### AVAILABLE RECORDS

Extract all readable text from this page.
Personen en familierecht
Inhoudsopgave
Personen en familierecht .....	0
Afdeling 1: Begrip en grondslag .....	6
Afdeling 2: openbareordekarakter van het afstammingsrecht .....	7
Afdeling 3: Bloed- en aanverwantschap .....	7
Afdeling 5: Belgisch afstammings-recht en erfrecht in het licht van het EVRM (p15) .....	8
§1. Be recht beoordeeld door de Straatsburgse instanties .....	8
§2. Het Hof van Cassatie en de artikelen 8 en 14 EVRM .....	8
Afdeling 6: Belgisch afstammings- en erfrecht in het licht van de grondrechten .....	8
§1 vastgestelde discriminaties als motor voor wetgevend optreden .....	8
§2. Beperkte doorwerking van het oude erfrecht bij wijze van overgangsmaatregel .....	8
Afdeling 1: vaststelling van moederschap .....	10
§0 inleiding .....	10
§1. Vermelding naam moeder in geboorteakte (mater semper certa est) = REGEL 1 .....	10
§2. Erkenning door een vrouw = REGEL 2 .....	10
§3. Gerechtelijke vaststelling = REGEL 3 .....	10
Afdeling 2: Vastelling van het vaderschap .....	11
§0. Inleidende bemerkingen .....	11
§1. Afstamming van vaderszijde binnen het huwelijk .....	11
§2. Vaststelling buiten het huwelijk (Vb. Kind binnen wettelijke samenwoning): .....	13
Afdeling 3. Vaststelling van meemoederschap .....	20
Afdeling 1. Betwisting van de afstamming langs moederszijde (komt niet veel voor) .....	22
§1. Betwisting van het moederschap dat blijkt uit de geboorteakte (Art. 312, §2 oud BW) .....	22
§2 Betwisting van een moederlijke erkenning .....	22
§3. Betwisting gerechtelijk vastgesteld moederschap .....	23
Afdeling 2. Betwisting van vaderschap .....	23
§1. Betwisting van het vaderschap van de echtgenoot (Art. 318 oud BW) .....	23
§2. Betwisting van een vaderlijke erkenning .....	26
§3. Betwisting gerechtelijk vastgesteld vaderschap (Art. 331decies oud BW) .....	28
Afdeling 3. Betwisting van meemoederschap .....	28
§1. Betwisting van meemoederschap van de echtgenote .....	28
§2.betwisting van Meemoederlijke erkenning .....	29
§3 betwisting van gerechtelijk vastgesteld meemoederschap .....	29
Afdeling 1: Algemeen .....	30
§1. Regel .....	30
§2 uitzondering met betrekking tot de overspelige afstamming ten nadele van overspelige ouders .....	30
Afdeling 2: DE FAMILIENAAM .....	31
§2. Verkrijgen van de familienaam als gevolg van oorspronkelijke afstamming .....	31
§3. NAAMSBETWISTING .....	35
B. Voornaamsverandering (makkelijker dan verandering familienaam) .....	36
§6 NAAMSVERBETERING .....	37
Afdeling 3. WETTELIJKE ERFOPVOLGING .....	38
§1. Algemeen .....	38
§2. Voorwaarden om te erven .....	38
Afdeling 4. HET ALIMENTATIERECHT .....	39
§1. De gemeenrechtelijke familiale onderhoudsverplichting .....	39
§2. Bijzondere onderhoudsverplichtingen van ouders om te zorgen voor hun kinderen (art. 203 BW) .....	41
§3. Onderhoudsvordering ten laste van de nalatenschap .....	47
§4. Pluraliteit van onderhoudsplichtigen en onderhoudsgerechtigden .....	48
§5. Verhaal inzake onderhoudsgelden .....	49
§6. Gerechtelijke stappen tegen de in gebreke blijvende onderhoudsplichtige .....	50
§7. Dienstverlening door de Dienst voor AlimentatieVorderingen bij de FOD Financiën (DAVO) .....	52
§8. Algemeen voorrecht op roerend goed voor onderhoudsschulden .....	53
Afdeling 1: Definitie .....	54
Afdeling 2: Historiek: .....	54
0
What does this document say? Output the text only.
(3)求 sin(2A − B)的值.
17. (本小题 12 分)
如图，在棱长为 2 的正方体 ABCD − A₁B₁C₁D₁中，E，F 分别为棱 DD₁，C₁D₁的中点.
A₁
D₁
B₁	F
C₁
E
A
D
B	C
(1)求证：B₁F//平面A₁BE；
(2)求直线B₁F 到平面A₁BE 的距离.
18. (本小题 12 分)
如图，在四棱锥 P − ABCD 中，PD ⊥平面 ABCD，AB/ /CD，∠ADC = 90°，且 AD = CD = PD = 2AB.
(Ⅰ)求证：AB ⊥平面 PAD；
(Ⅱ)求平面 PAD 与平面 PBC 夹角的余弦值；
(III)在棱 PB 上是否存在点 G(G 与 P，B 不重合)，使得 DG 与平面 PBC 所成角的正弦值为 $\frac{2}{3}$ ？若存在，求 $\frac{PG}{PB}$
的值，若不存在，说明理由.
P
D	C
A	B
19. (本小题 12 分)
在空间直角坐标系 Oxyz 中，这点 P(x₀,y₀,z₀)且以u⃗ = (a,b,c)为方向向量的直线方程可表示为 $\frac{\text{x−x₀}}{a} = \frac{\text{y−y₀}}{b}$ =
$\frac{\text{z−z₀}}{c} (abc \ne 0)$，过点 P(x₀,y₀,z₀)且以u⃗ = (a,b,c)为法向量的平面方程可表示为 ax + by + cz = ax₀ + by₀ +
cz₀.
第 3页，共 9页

### JOB
Recopy all the lines exactly as they appear.

### FULL SOLUTION
Extract all readable text from this page.
Personen en familierecht
Inhoudsopgave
Personen en familierecht .....	0
Afdeling 1: Begrip en grondslag .....	6
Afdeling 2: openbareordekarakter van het afstammingsrecht .....	7
Afdeling 3: Bloed- en aanverwantschap .....	7
Afdeling 5: Belgisch afstammings-recht en erfrecht in het licht van het EVRM (p15) .....	8
§1. Be recht beoordeeld door de Straatsburgse instanties .....	8
§2. Het Hof van Cassatie en de artikelen 8 en 14 EVRM .....	8
Afdeling 6: Belgisch afstammings- en erfrecht in het licht van de grondrechten .....	8
§1 vastgestelde discriminaties als motor voor wetgevend optreden .....	8
§2. Beperkte doorwerking van het oude erfrecht bij wijze van overgangsmaatregel .....	8
Afdeling 1: vaststelling van moederschap .....	10
§0 inleiding .....	10
§1. Vermelding naam moeder in geboorteakte (mater semper certa est) = REGEL 1 .....	10
§2. Erkenning door een vrouw = REGEL 2 .....	10
§3. Gerechtelijke vaststelling = REGEL 3 .....	10
Afdeling 2: Vastelling van het vaderschap .....	11
§0. Inleidende bemerkingen .....	11
§1. Afstamming van vaderszijde binnen het huwelijk .....	11
§2. Vaststelling buiten het huwelijk (Vb. Kind binnen wettelijke samenwoning): .....	13
Afdeling 3. Vaststelling van meemoederschap .....	20
Afdeling 1. Betwisting van de afstamming langs moederszijde (komt niet veel voor) .....	22
§1. Betwisting van het moederschap dat blijkt uit de geboorteakte (Art. 312, §2 oud BW) .....	22
§2 Betwisting van een moederlijke erkenning .....	22
§3. Betwisting gerechtelijk vastgesteld moederschap .....	23
Afdeling 2. Betwisting van vaderschap .....	23
§1. Betwisting van het vaderschap van de echtgenoot (Art. 318 oud BW) .....	23
§2. Betwisting van een vaderlijke erkenning .....	26
§3. Betwisting gerechtelijk vastgesteld vaderschap (Art. 331decies oud BW) .....	28
Afdeling 3. Betwisting van meemoederschap .....	28
§1. Betwisting van meemoederschap van de echtgenote .....	28
§2.betwisting van Meemoederlijke erkenning .....	29
§3 betwisting van gerechtelijk vastgesteld meemoederschap .....	29
Afdeling 1: Algemeen .....	30
§1. Regel .....	30
§2 uitzondering met betrekking tot de overspelige afstamming ten nadele van overspelige ouders .....	30
Afdeling 2: DE FAMILIENAAM .....	31
§2. Verkrijgen van de familienaam als gevolg van oorspronkelijke afstamming .....	31
§3. NAAMSBETWISTING .....	35
B. Voornaamsverandering (makkelijker dan verandering familienaam) .....	36
§6 NAAMSVERBETERING .....	37
Afdeling 3. WETTELIJKE ERFOPVOLGING .....	38
§1. Algemeen .....	38
§2. Voorwaarden om te erven .....	38
Afdeling 4. HET ALIMENTATIERECHT .....	39
§1. De gemeenrechtelijke familiale onderhoudsverplichting .....	39
§2. Bijzondere onderhoudsverplichtingen van ouders om te zorgen voor hun kinderen (art. 203 BW) .....	41
§3. Onderhoudsvordering ten laste van de nalatenschap .....	47
§4. Pluraliteit van onderhoudsplichtigen en onderhoudsgerechtigden .....	48
§5. Verhaal inzake onderhoudsgelden .....	49
§6. Gerechtelijke stappen tegen de in gebreke blijvende onderhoudsplichtige .....	50
§7. Dienstverlening door de Dienst voor AlimentatieVorderingen bij de FOD Financiën (DAVO) .....	52
§8. Algemeen voorrecht op roerend goed voor onderhoudsschulden .....	53
Afdeling 1: Definitie .....	54
Afdeling 2: Historiek: .....	54
0
What does this document say? Output the text only.
(3)求 sin(2A − B)的值.
17. (本小题 12 分)
如图，在棱长为 2 的正方体 ABCD − A₁B₁C₁D₁中，E，F 分别为棱 DD₁，C₁D₁的中点.
A₁
D₁
B₁	F
C₁
E
A
D
B	C
(1)求证：B₁F//平面A₁BE；
(2)求直线B₁F 到平面A₁BE 的距离.
18. (本小题 12 分)
如图，在四棱锥 P − ABCD 中，PD ⊥平面 ABCD，AB/ /CD，∠ADC = 90°，且 AD = CD = PD = 2AB.
(Ⅰ)求证：AB ⊥平面 PAD；
(Ⅱ)求平面 PAD 与平面 PBC 夹角的余弦值；
(III)在棱 PB 上是否存在点 G(G 与 P，B 不重合)，使得 DG 与平面 PBC 所成角的正弦值为 $\frac{2}{3}$ ？若存在，求 $\frac{PG}{PB}$
的值，若不存在，说明理由.
P
D	C
A	B
19. (本小题 12 分)
在空间直角坐标系 Oxyz 中，这点 P(x₀,y₀,z₀)且以u⃗ = (a,b,c)为方向向量的直线方程可表示为 $\frac{\text{x−x₀}}{a} = \frac{\text{y−y₀}}{b}$ =
$\frac{\text{z−z₀}}{c} (abc \ne 0)$，过点 P(x₀,y₀,z₀)且以u⃗ = (a,b,c)为法向量的平面方程可表示为 ax + by + cz = ax₀ + by₀ +
cz₀.
第 3页，共 9页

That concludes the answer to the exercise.